## PROBLEM TO SOLVE
Print every entry exactly as written.

## DATA TO PROCESS
-- begin --

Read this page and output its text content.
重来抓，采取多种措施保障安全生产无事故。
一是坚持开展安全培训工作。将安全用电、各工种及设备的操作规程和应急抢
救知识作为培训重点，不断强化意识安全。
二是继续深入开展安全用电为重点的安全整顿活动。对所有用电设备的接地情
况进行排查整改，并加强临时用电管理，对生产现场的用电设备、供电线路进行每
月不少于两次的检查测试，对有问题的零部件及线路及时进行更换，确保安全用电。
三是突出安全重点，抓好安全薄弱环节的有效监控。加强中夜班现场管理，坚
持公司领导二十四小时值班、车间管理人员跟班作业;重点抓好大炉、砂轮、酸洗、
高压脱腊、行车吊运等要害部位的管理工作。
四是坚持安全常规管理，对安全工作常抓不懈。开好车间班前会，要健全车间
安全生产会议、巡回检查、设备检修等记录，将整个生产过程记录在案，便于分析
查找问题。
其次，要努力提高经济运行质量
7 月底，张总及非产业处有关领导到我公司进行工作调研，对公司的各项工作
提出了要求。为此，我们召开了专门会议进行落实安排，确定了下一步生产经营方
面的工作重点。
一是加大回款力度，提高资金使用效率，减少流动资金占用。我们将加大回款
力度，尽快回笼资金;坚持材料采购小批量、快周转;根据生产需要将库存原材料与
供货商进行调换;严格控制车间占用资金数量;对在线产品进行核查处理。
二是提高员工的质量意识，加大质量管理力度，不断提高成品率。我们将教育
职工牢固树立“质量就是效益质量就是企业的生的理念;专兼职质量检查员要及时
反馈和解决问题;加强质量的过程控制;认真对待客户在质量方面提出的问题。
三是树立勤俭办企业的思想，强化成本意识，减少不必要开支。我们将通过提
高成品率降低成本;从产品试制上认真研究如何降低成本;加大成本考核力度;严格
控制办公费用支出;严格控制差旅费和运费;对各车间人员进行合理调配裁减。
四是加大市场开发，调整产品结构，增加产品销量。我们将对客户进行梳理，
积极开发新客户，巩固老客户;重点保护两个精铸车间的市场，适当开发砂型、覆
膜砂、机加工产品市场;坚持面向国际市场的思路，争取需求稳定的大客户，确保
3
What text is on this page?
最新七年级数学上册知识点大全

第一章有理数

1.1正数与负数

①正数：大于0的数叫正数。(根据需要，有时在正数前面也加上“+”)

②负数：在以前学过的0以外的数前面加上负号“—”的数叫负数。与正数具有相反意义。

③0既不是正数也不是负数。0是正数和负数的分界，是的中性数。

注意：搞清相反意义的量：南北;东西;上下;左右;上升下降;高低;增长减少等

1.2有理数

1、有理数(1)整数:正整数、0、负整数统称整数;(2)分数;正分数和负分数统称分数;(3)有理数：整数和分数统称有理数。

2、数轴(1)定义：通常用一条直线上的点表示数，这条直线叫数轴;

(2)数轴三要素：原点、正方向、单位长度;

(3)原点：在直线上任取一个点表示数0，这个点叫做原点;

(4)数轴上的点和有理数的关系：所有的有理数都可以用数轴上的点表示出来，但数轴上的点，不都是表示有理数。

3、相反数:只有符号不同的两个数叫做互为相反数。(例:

-- end --

## RESULT
Read this page and output its text content.
重来抓，采取多种措施保障安全生产无事故。
一是坚持开展安全培训工作。将安全用电、各工种及设备的操作规程和应急抢
救知识作为培训重点，不断强化意识安全。
二是继续深入开展安全用电为重点的安全整顿活动。对所有用电设备的接地情
况进行排查整改，并加强临时用电管理，对生产现场的用电设备、供电线路进行每
月不少于两次的检查测试，对有问题的零部件及线路及时进行更换，确保安全用电。
三是突出安全重点，抓好安全薄弱环节的有效监控。加强中夜班现场管理，坚
持公司领导二十四小时值班、车间管理人员跟班作业;重点抓好大炉、砂轮、酸洗、
高压脱腊、行车吊运等要害部位的管理工作。
四是坚持安全常规管理，对安全工作常抓不懈。开好车间班前会，要健全车间
安全生产会议、巡回检查、设备检修等记录，将整个生产过程记录在案，便于分析
查找问题。
其次，要努力提高经济运行质量
7 月底，张总及非产业处有关领导到我公司进行工作调研，对公司的各项工作
提出了要求。为此，我们召开了专门会议进行落实安排，确定了下一步生产经营方
面的工作重点。
一是加大回款力度，提高资金使用效率，减少流动资金占用。我们将加大回款
力度，尽快回笼资金;坚持材料采购小批量、快周转;根据生产需要将库存原材料与
供货商进行调换;严格控制车间占用资金数量;对在线产品进行核查处理。
二是提高员工的质量意识，加大质量管理力度，不断提高成品率。我们将教育
职工牢固树立“质量就是效益质量就是企业的生的理念;专兼职质量检查员要及时
反馈和解决问题;加强质量的过程控制;认真对待客户在质量方面提出的问题。
三是树立勤俭办企业的思想，强化成本意识，减少不必要开支。我们将通过提
高成品率降低成本;从产品试制上认真研究如何降低成本;加大成本考核力度;严格
控制办公费用支出;严格控制差旅费和运费;对各车间人员进行合理调配裁减。
四是加大市场开发，调整产品结构，增加产品销量。我们将对客户进行梳理，
积极开发新客户，巩固老客户;重点保护两个精铸车间的市场，适当开发砂型、覆
膜砂、机加工产品市场;坚持面向国际市场的思路，争取需求稳定的大客户，确保
3
What text is on this page?
最新七年级数学上册知识点大全

第一章有理数

1.1正数与负数

①正数：大于0的数叫正数。(根据需要，有时在正数前面也加上“+”)

②负数：在以前学过的0以外的数前面加上负号“—”的数叫负数。与正数具有相反意义。

③0既不是正数也不是负数。0是正数和负数的分界，是的中性数。

注意：搞清相反意义的量：南北;东西;上下;左右;上升下降;高低;增长减少等

1.2有理数

1、有理数(1)整数:正整数、0、负整数统称整数;(2)分数;正分数和负分数统称分数;(3)有理数：整数和分数统称有理数。

2、数轴(1)定义：通常用一条直线上的点表示数，这条直线叫数轴;

(2)数轴三要素：原点、正方向、单位长度;

(3)原点：在直线上任取一个点表示数0，这个点叫做原点;

(4)数轴上的点和有理数的关系：所有的有理数都可以用数轴上的点表示出来，但数轴上的点，不都是表示有理数。

3、相反数:只有符号不同的两个数叫做互为相反数。(例:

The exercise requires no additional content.